Stored records
::::

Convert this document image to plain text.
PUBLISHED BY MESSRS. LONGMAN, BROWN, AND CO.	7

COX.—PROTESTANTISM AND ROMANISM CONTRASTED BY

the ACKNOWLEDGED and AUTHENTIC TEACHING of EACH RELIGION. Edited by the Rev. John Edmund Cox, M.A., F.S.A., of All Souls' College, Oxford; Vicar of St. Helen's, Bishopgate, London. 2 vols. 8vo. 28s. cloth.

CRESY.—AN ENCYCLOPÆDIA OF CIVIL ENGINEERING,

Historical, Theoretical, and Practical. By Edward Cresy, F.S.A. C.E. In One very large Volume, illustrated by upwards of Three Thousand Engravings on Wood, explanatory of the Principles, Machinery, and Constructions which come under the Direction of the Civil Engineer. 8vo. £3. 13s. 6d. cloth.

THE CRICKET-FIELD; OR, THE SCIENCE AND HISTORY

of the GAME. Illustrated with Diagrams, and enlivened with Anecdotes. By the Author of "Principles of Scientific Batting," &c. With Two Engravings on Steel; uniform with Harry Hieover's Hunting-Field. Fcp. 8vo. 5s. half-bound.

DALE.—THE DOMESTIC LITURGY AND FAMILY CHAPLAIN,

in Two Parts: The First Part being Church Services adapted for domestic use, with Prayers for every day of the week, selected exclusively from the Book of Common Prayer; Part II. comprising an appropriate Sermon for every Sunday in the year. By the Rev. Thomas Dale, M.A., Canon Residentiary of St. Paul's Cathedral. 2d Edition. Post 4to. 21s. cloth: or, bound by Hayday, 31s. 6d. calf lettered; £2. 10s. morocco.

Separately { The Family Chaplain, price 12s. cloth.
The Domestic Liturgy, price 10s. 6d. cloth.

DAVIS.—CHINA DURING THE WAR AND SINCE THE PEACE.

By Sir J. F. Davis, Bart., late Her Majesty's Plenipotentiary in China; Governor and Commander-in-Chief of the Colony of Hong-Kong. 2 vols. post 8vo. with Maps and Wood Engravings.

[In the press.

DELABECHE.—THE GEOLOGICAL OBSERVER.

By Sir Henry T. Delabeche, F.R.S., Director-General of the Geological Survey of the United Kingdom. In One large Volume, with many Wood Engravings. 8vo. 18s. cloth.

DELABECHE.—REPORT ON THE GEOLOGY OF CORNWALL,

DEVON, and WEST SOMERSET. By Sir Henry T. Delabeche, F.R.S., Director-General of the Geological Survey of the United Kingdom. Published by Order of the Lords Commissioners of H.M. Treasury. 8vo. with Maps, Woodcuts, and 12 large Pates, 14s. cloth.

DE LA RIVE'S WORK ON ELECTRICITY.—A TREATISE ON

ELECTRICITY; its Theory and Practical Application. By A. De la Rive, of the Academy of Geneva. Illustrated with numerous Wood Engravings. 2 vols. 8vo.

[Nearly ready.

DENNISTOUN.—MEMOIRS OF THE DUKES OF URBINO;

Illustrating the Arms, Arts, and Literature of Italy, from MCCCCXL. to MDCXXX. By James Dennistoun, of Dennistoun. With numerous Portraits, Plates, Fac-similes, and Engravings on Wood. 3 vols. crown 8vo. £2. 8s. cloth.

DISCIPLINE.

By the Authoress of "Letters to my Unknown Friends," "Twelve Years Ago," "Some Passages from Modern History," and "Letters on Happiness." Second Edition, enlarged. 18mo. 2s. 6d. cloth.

::::

[Exercise objective] Using the listing above, list every line in which the string "General" occurs.

[Output below]
By Sir Henry T. Delabeche, F.R.S., Director-General of the Geological Survey of the United Kingdom. In One large Volume, with many Wood Engravings. 8vo. 18s. cloth.
DEVON, and WEST SOMERSET. By Sir Henry T. Delabeche, F.R.S., Director-General of the Geological Survey of the United Kingdom. Published by Order of the Lords Commissioners of H.M. Treasury. 8vo. with Maps, Woodcuts, and 12 large Pates, 14s. cloth.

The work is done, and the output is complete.